● Given instruction: Lines holding the string "text" are the ones to copy; find them all in the data.

++++ Material provided ++++

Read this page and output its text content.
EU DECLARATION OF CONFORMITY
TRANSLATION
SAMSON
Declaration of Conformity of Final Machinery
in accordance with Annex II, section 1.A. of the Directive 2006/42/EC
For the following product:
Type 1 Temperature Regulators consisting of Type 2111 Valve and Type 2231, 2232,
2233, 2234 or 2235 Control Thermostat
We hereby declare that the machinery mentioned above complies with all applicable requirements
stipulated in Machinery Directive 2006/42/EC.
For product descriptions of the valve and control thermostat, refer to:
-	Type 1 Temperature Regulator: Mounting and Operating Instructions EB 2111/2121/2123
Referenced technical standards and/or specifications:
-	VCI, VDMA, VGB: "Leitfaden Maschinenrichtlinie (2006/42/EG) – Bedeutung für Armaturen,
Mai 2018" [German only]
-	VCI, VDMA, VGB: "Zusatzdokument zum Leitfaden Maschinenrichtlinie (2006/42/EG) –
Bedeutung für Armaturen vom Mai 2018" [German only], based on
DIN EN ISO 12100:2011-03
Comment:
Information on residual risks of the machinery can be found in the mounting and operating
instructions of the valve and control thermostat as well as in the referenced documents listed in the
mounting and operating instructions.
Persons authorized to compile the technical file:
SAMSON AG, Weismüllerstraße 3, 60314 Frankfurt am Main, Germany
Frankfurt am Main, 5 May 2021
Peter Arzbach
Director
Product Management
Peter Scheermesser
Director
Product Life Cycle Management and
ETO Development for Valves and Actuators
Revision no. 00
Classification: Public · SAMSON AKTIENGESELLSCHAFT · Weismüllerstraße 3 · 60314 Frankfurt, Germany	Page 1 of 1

++++
++++ Material provided ++++

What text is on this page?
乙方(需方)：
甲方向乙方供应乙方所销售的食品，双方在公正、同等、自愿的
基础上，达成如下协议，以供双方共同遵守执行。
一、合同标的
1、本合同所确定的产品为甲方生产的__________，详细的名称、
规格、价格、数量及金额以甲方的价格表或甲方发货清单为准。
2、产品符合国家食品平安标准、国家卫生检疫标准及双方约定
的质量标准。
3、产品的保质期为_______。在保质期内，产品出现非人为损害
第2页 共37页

++++

● Full answer:
Read this page and output its text content.
What text is on this page?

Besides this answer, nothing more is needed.